*** Opening of Passage for review ***

The Metropolitan Forum Project Reviving Citizen Civic Engagement

Mayors and schools: the critical link

Neal Peirce

San Diego Union-Tribune

February 14, 2003

The walls of separation between school systems and city governments are crumbling -- remarkably fast.

Mayors of cities as large as New York and as small as Harrisburg, Pa., have despaired about their school systems and begun to assert authority and accept responsibility for public school performance. As New York's Mayor Michael Bloomberg has said: "If reading and math scores aren't significantly better, I will look in the mirror and say I've failed."

Mayors are recognizing that cities can't succeed without literate, skilled populations. A new book, "Powerful Reforms with Shallow Roots," tries to plumb the depths of the new phenomenon. Written by Larry Cuban, professor emeritus of Stanford University, and Michael Usdan, recently retired chief of the Washington-based Institute for Educational Research, the book focuses on six cities where the school systems have had to accept very unconventional leaders, often at the insistence of the mayors -- Chicago, Boston, Seattle, San Diego, Philadelphia and Baltimore.

Cuban's and Usdan's first message: We are in one of those revolutions that periodically grips the educational world. A century ago, Progressive-era reformers yanked schools from control of crony-ridden political machines. Instead, corporate-like boards of elected business and professional people were put in charge. They, in turn, appointed university trained superintendents.

Fast forward to the 1990s. Suddenly, mayors and their business-sector allies became alarmed with the big-city school bureaucracies they believed had become bloated, mismanaged and unresponsive, often in a hammerlock of strong teacher unions.

Their solution? To reassert the mainline political control lost a century before, making schools -- to the degree they could – simply departments of the city government. So in dozens of ways -- some overt, some subtle -- mayors are stepping in.

Their almost universal belief, report Cuban and Usdan, is that if sound business principles of effective, efficient management get applied, with clear lines of authority and accountability, then administrators and teachers will shape up, test scores will improve and ultimately the schools' graduates will have marketable skills to perform well in an information-based economy.

It may all, in time, work out well. But right now, Cuban and Usdan report, these powerful reforms don't seem to have deep roots. The reforms are top-down, with insufficient buy-in from principals and especially teachers. Academic scores haven't improved noticeably except, in some cities, at the elementary (but not high school) levels.

With big enrollments of minorities and immigrants, and parents who lack the resources of many middle-class Americans, these school systems may have the toughest time of any in America to meet high new standards.

Another challenge: the peril of quick political change. Take Boston, where the mayor now appoints the school board and the bitter desegregation disputes of the '70s are fading fast in memory. Mayor Thomas Menino has a close, productive relationship with Superintendent Tom Payzant, former U.S. assistant secretary of education and former superintendent of San Diego Unified School District. For the moment, Boston is enjoying blessed stability.

Similarly, in Chicago, the Illinois Legislature handed Mayor Richard Daley full control of the schools and Daley, through two hand-picked superintendents, has centralized authority and improved management dramatically.

*** Close of Passage for review ***

Retype the column on mayors and schools from "Cuban's and Usdan's" to "are stepping in.".

*** Opening of Listed entries ***

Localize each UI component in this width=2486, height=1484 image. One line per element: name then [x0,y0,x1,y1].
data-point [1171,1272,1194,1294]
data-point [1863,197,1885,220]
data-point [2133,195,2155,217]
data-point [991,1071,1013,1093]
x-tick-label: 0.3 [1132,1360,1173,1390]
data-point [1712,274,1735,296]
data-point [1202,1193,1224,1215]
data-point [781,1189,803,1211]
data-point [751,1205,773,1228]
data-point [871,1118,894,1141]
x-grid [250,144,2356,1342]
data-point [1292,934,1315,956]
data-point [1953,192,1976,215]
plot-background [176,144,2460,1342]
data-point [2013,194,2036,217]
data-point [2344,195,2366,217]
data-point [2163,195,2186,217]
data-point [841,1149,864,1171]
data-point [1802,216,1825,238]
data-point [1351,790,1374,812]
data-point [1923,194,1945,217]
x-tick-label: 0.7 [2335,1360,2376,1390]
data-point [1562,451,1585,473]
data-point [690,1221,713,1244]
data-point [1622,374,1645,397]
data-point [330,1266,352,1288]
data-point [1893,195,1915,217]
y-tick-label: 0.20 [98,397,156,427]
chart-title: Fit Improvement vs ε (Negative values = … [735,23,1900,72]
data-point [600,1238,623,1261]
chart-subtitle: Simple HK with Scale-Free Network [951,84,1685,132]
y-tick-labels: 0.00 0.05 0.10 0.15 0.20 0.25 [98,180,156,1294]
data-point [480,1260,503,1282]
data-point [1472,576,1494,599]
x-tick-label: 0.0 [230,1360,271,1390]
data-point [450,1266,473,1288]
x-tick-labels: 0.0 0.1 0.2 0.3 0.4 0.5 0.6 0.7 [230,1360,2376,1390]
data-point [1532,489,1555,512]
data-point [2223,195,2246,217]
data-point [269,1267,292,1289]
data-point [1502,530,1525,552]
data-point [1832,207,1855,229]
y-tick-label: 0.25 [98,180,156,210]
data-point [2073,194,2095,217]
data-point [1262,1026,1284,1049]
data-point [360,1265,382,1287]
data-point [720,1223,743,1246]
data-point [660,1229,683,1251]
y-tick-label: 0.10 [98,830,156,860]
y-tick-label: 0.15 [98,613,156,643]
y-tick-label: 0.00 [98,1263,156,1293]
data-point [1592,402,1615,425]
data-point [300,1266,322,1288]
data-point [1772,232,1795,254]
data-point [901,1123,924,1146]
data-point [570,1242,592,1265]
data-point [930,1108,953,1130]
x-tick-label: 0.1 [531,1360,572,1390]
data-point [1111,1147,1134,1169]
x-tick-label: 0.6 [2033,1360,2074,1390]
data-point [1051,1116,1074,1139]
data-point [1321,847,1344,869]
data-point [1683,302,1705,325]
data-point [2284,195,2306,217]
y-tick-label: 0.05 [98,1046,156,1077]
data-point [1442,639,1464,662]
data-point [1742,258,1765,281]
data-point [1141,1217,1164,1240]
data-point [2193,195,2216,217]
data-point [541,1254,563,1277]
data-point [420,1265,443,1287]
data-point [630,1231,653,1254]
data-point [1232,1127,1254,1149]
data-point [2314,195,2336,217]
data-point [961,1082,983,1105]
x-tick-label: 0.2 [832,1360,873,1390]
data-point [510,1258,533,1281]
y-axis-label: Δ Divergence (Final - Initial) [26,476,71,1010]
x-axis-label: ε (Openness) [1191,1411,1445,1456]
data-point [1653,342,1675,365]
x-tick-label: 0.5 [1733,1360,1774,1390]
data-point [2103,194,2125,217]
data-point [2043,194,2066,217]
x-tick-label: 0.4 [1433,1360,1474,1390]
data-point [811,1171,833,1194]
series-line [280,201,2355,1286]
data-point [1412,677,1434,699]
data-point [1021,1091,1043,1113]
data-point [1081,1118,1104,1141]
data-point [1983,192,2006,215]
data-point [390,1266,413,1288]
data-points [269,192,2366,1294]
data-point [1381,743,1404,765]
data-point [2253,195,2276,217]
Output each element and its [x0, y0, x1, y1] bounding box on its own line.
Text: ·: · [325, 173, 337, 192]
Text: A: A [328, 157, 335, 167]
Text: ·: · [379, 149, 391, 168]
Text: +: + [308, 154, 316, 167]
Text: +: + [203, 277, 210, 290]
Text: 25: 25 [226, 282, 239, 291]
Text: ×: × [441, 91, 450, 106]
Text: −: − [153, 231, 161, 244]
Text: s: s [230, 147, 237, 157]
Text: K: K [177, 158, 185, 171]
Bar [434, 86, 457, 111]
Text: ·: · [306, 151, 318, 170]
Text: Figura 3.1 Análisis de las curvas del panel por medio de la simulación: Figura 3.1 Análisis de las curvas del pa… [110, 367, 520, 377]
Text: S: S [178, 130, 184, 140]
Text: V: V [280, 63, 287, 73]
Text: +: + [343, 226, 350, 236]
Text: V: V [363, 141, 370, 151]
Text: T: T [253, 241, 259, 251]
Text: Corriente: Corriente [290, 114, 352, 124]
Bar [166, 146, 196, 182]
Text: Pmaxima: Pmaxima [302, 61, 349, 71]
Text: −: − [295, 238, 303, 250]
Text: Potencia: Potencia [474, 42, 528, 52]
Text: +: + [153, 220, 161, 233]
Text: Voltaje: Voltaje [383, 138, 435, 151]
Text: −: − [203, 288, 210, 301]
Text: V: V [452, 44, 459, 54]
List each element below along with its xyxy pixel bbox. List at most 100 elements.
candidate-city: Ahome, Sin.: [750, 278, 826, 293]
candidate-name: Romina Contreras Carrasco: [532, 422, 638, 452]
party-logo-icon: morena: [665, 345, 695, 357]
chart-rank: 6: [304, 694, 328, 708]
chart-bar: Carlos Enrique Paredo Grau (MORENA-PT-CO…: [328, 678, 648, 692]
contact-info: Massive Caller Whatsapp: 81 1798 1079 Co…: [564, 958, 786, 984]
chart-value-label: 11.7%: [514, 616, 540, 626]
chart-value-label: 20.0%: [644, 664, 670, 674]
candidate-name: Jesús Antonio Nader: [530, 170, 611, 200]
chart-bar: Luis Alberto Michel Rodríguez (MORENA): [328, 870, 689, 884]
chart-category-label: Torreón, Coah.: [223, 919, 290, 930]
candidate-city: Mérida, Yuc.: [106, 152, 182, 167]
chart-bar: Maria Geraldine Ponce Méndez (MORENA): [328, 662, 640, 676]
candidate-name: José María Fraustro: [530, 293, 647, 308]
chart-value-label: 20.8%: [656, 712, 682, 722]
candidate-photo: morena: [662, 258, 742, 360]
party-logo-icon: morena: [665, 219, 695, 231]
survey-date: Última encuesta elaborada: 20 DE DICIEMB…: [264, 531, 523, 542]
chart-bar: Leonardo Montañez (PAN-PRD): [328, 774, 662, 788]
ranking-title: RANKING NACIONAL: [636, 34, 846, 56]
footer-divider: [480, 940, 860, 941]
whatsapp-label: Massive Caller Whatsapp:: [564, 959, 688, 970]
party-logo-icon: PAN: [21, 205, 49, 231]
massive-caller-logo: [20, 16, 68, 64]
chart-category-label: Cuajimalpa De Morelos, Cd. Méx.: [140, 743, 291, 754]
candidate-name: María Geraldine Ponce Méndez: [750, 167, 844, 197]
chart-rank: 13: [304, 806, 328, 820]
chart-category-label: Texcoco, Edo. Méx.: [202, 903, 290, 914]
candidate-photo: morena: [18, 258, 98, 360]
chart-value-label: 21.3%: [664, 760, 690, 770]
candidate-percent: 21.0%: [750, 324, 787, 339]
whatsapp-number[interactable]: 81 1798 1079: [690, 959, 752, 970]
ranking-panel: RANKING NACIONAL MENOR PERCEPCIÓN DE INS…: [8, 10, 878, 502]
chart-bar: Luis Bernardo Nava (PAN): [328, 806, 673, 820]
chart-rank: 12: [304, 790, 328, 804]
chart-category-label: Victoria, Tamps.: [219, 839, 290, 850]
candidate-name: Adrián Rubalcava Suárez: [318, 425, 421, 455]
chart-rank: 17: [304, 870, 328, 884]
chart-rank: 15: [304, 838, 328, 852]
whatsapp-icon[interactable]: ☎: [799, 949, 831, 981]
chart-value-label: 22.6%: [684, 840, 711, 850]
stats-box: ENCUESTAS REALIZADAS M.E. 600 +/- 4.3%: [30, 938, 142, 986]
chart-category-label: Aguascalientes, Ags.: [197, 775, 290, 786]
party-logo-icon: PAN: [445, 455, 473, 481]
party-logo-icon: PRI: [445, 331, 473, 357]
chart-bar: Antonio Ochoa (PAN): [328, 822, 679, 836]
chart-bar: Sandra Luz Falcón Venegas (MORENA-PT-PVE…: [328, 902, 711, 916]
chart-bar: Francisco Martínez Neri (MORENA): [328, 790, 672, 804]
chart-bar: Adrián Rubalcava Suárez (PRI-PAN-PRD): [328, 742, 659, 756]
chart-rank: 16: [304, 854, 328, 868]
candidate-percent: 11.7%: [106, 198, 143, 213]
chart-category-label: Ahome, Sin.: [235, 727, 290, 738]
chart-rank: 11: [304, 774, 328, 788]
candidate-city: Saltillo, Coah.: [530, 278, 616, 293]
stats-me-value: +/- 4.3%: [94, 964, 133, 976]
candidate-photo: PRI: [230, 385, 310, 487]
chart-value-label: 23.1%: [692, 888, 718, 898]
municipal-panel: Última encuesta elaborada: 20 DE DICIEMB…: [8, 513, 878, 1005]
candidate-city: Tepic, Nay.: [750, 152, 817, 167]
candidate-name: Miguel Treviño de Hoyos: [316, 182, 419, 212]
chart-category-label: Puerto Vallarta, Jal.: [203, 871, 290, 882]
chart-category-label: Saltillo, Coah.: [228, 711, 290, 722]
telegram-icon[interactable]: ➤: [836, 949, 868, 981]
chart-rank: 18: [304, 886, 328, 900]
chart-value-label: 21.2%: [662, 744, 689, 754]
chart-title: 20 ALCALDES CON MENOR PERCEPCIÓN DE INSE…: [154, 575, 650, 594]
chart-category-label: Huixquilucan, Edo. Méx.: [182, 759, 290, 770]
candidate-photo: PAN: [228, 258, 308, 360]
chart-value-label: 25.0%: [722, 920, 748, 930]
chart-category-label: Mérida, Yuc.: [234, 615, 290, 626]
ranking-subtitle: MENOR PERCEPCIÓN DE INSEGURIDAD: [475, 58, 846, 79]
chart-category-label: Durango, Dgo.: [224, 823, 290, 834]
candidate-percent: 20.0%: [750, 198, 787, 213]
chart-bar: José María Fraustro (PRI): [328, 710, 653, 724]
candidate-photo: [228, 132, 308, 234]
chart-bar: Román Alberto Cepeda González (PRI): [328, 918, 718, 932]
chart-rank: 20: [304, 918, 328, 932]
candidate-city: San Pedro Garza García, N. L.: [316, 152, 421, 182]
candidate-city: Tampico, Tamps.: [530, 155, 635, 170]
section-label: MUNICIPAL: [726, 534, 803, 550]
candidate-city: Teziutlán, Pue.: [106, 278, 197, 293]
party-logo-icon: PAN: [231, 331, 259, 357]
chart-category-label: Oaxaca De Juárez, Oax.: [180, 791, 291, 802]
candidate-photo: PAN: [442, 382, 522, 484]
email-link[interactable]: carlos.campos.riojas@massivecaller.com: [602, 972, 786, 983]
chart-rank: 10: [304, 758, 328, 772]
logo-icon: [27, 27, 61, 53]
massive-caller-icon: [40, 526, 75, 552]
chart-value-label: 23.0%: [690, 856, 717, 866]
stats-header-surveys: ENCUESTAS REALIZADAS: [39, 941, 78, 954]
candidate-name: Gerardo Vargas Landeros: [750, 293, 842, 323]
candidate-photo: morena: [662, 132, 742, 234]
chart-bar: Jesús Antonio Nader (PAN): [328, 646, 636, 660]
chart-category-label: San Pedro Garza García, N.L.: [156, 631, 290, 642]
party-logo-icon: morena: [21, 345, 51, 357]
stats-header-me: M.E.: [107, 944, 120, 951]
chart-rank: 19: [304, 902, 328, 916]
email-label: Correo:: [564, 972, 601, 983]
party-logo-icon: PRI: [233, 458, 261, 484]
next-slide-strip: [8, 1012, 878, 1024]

*** Close of Listed entries ***

» Expected answer:
Cuban's and Usdan's first message: We are in one of those revolutions that periodically grips the educational world. A century ago, Progressive-era reformers yanked schools from control of crony-ridden political machines. Instead, corporate-like boards of elected business and professional people were put in charge. They, in turn, appointed university trained superintendents.

Fast forward to the 1990s. Suddenly, mayors and their business-sector allies became alarmed with the big-city school bureaucracies they believed had become bloated, mismanaged and unresponsive, often in a hammerlock of strong teacher unions.

Their solution? To reassert the mainline political control lost a century before, making schools -- to the degree they could – simply departments of the city government. So in dozens of ways -- some overt, some subtle -- mayors are stepping in.